Revise the lines below by replacing "bounding boxes" with "enclosing rectangles" and leaving everything else unchanged. Omit the picture from your answer.

| Data provided |

________________

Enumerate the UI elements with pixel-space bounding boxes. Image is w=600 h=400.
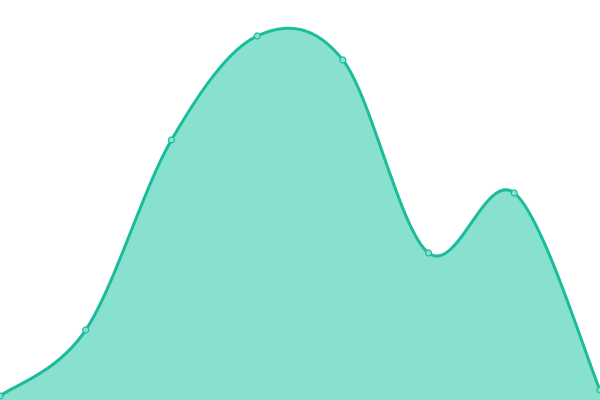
data-point-7 [596, 386, 600, 394]
area-fill [0, 28, 600, 400]
data-point-2 [167, 136, 176, 144]
data-points [0, 32, 600, 400]
data-point-1 [82, 326, 90, 334]
data-point-0 [0, 392, 4, 400]
data-point-4 [339, 56, 347, 64]
data-point-3 [253, 32, 261, 40]
data-point-5 [424, 249, 433, 257]
data-point-6 [510, 189, 518, 197]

________________

| Result of this exercise |
Enumerate the UI elements with pixel-space enclosing rectangles. Image is w=600 h=400.
data-point-7 [596, 386, 600, 394]
area-fill [0, 28, 600, 400]
data-point-2 [167, 136, 176, 144]
data-points [0, 32, 600, 400]
data-point-1 [82, 326, 90, 334]
data-point-0 [0, 392, 4, 400]
data-point-4 [339, 56, 347, 64]
data-point-3 [253, 32, 261, 40]
data-point-5 [424, 249, 433, 257]
data-point-6 [510, 189, 518, 197]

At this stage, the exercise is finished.